*Source document*:
[start]

Consumer organisation Which? – represented by Hausfeld – has filed an opt-out collective claim against Qualcomm for over £480m on behalf of a class of around 29m UK consumers.
Which? claims that Qualcomm abuses its dominant position in the markets for standard-essential patents (SEPs) and chipsets, resulting in inflated costs for Apple and Samsung that are passed on to UK consumers in the form of higher prices for smartphones.
California-based Qualcomm, which told the BBC the case has “no basis”, develops wireless technology and holds SEPs that are necessary for handset manufacturers intending to implement standards like long-term evolution (LTE). It also produces baseband processor chipsets, which are necessary to produce LTE-compatible devices like smartphones.
Litigation boutique Hausfeld filed the claim on behalf of Which? with the Competition Appeal Tribunal late last month. The claim is Which?’s first to utilise the opt-out regime introduced by the Consumer Rights Act 2015, with Hausfeld London managing partner Anthony Maton commenting that it’s “exactly the type of claim” for which the opt-out regime was designed.
According to Hausfeld, the claim will argue Qualcomm employs two harmful and unlawful practices. The first is that it refuses to license its patents to other competing chipset manufacturers. The second is that it refuses to supply chipsets to smartphone manufacturers unless those companies obtain a separate licence and pay substantial royalties to Qualcomm.

[end]

*Recorded information*:

[start]

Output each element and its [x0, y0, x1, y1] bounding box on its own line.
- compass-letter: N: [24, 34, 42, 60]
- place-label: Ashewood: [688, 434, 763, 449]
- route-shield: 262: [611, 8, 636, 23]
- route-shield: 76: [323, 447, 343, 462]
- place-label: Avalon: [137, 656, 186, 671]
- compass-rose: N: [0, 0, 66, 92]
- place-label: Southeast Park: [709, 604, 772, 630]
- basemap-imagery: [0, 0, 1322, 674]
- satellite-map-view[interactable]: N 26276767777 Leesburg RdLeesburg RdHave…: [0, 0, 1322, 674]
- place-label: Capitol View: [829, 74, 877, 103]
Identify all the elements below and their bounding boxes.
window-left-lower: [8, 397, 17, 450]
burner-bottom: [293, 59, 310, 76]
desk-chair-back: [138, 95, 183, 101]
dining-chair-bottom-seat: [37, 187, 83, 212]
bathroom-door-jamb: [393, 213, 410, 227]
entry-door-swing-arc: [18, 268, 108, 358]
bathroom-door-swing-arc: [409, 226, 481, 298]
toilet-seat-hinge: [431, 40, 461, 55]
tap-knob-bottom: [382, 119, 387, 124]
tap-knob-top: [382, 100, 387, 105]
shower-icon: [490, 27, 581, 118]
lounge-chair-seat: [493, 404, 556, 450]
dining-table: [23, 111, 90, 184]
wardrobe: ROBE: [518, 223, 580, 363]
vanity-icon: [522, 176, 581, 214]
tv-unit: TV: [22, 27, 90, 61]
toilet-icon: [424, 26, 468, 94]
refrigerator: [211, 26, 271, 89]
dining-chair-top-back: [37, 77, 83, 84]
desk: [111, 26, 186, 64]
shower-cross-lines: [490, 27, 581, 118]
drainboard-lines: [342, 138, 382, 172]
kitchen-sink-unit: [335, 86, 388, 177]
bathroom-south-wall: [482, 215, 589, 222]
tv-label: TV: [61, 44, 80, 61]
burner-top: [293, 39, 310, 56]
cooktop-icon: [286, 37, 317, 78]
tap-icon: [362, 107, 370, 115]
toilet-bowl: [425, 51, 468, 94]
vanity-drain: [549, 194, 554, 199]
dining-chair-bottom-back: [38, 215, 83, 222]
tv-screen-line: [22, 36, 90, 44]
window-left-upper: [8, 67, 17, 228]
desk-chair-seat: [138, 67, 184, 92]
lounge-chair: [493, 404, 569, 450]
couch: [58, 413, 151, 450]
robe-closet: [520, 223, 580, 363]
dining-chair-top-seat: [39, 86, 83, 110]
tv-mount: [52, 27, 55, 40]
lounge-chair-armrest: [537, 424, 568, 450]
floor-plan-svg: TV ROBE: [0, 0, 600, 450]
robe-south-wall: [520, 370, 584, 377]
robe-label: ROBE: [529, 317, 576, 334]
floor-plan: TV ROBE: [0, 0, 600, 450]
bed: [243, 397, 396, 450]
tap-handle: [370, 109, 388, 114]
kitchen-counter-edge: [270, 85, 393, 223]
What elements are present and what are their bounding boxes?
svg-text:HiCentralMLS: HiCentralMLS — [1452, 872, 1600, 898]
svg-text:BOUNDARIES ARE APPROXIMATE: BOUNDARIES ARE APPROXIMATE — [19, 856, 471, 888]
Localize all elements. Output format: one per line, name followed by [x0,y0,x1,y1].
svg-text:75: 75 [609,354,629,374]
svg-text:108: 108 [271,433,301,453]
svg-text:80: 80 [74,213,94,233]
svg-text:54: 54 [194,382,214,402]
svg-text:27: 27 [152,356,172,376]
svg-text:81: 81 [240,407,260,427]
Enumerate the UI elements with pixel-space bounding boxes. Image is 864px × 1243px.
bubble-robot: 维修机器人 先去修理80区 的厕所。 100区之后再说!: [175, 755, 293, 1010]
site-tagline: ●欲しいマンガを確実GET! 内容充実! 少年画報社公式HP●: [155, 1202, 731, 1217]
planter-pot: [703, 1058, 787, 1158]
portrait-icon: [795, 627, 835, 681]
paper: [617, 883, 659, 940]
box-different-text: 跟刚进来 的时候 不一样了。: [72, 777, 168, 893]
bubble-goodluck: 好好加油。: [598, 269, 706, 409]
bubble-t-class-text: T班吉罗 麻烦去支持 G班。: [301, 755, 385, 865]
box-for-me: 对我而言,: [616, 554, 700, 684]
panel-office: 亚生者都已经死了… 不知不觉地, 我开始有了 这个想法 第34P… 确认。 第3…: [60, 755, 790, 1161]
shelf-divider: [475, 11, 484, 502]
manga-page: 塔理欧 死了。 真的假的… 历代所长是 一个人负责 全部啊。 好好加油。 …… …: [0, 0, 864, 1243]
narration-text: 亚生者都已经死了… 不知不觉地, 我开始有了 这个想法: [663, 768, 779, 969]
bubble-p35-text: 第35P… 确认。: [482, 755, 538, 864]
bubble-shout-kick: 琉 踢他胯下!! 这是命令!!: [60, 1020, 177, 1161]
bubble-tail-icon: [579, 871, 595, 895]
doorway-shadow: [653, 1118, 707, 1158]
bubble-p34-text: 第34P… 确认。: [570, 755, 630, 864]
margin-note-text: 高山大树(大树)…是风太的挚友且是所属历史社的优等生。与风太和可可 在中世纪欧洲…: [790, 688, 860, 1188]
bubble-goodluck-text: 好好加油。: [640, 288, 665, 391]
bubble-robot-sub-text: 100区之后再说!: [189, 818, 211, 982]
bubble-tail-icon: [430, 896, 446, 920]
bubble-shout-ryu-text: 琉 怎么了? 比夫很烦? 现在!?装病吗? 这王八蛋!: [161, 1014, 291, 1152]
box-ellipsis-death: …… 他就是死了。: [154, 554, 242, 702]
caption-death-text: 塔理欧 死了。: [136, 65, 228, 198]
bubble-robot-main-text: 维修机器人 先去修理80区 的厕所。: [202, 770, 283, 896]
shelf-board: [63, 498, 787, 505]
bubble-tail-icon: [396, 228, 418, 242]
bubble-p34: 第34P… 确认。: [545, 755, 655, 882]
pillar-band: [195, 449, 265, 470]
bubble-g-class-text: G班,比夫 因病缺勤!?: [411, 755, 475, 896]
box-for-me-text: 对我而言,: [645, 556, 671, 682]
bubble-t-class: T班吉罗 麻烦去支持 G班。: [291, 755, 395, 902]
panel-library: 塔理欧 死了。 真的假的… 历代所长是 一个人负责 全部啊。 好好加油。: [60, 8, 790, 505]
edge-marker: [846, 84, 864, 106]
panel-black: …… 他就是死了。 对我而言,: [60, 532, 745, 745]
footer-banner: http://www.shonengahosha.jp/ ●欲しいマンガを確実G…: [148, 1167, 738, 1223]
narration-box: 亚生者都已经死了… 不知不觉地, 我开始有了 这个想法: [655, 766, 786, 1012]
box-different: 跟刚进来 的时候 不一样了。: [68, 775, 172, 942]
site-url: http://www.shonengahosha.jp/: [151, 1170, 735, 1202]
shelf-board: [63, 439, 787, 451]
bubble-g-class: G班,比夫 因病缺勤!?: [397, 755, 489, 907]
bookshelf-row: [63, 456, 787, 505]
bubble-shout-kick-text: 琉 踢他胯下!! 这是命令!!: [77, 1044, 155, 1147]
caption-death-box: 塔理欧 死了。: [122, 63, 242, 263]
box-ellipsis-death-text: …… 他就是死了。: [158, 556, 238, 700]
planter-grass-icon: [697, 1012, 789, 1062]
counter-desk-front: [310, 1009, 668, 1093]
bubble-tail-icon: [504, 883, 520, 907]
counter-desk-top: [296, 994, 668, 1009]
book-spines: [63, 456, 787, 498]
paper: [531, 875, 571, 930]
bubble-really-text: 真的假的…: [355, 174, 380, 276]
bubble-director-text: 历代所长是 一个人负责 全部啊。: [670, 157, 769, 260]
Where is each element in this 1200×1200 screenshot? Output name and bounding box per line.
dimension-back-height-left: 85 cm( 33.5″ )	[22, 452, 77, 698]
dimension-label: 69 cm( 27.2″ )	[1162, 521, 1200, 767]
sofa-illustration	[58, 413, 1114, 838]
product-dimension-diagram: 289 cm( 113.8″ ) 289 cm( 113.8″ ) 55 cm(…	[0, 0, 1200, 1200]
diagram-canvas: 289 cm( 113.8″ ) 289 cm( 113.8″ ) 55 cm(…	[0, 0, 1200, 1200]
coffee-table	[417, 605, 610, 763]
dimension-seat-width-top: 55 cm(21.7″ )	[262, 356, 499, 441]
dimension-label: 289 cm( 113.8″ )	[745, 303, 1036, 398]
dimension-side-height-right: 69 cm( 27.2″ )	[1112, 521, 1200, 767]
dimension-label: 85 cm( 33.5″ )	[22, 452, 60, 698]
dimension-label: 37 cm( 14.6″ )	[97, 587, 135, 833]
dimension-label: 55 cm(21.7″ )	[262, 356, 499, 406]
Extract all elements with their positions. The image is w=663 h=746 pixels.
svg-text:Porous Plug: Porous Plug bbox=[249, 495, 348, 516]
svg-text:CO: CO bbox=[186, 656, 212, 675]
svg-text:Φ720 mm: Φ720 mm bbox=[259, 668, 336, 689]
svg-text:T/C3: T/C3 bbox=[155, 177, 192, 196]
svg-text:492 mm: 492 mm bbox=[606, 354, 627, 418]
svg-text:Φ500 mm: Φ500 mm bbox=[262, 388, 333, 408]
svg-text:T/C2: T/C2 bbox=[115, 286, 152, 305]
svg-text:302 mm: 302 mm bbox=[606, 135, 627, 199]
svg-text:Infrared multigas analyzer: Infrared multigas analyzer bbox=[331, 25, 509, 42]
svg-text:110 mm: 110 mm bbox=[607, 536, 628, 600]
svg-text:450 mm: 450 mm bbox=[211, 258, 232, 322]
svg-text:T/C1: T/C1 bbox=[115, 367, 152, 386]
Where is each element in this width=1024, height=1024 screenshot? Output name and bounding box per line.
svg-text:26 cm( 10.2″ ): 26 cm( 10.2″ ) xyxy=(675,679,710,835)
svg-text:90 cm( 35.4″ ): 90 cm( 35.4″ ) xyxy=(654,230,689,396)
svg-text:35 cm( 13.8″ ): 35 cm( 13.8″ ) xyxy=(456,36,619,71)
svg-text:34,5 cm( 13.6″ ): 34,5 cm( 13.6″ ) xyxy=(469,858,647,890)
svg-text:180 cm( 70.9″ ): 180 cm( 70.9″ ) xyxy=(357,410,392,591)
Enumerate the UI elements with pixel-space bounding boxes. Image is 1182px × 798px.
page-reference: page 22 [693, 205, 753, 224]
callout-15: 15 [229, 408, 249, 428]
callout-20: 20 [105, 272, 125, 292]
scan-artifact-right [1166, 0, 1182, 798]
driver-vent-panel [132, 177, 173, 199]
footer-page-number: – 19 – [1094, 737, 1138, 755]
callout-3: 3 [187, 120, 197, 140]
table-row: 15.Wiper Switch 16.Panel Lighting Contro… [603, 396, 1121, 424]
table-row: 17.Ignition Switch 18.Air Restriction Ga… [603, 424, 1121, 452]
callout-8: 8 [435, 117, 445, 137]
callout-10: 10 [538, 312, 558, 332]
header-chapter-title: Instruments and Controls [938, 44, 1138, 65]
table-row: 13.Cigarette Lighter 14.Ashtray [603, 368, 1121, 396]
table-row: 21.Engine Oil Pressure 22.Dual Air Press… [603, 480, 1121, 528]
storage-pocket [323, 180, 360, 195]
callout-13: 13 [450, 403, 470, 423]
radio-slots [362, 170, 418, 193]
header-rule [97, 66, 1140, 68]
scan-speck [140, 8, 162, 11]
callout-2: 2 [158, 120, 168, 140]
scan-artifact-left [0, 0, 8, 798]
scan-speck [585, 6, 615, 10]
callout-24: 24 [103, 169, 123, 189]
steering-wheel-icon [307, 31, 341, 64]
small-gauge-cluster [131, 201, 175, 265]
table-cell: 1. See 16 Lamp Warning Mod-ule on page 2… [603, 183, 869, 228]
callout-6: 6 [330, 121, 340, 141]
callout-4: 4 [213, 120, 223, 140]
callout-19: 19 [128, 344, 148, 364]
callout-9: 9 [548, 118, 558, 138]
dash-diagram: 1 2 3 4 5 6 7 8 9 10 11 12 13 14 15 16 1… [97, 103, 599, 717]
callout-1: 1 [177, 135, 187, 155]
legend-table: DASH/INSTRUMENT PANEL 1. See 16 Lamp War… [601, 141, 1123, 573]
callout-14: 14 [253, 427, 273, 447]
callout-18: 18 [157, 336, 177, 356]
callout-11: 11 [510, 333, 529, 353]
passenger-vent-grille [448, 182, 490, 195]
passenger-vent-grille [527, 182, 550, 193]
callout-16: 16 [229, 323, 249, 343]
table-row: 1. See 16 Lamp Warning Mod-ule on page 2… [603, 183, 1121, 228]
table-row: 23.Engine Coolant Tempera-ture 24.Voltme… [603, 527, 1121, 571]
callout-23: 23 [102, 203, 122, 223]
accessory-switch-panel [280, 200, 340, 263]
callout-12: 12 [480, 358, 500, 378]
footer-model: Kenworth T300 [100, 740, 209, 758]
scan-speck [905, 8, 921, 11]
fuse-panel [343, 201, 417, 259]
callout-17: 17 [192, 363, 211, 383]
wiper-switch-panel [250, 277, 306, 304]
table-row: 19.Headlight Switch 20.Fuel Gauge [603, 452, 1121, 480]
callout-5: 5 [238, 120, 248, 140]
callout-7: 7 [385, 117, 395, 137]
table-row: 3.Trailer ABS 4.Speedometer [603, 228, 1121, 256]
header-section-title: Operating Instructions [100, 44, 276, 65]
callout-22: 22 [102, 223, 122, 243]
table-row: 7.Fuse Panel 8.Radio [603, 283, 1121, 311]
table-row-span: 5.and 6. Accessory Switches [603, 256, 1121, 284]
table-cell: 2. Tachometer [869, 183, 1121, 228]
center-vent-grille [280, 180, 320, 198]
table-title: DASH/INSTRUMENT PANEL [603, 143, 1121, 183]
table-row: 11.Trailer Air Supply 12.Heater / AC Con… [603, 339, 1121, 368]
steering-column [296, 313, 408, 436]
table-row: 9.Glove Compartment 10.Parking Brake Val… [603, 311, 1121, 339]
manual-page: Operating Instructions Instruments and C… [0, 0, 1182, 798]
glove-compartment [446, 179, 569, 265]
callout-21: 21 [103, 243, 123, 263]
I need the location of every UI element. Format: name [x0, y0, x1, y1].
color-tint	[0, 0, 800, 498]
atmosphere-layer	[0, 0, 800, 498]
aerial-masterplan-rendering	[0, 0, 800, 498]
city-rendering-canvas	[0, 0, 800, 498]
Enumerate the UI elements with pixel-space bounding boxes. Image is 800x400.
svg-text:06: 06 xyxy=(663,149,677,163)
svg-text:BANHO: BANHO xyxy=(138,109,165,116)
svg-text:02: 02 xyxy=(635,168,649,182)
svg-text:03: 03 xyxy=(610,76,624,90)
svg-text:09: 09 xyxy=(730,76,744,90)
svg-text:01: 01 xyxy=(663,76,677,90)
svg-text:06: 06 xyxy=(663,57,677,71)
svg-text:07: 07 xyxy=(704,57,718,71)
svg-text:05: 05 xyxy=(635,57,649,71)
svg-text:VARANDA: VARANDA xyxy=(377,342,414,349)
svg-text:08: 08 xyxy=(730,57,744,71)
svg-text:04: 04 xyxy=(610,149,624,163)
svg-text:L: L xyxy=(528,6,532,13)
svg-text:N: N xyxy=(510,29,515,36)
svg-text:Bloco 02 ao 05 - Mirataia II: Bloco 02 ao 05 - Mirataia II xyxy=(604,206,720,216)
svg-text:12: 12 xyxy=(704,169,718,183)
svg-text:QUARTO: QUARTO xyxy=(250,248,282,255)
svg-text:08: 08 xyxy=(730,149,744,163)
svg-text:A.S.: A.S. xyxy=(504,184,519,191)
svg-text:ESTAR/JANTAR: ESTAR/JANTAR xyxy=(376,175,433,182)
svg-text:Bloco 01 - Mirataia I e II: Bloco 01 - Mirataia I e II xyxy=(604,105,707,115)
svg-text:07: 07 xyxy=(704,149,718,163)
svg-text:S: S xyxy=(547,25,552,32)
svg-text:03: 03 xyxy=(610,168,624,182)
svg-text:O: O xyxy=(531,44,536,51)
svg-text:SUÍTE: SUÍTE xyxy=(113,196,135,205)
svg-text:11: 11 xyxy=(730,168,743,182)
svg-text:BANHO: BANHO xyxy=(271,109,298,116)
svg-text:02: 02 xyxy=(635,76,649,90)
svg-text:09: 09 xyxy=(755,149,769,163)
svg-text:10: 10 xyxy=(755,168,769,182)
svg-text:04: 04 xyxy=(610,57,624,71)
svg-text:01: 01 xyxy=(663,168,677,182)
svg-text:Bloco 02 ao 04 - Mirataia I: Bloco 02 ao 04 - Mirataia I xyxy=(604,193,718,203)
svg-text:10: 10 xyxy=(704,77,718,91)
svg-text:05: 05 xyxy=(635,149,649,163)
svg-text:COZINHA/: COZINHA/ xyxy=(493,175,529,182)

[end]

*Exercise task A*:
Restate the stretch of the Qualcomm claim article from "Which? claims that" through "devices like smartphones.", swapping "smartphones" for "mobile phones".
*Exercise task B*:
Name every organization mentioned in the Qualcomm claim article.
The entries have no connection to the Qualcomm claim article.

*Final answer A*:
Which? claims that Qualcomm abuses its dominant position in the markets for standard-essential patents (SEPs) and chipsets, resulting in inflated costs for Apple and Samsung that are passed on to UK consumers in the form of higher prices for mobile phones.
California-based Qualcomm, which told the BBC the case has “no basis”, develops wireless technology and holds SEPs that are necessary for handset manufacturers intending to implement standards like long-term evolution (LTE). It also produces baseband processor chipsets, which are necessary to produce LTE-compatible devices like mobile phones.

*Final answer B*:
- Which?
- Hausfeld
- Qualcomm
- Apple
- Samsung
- BBC
- Competition Appeal Tribunal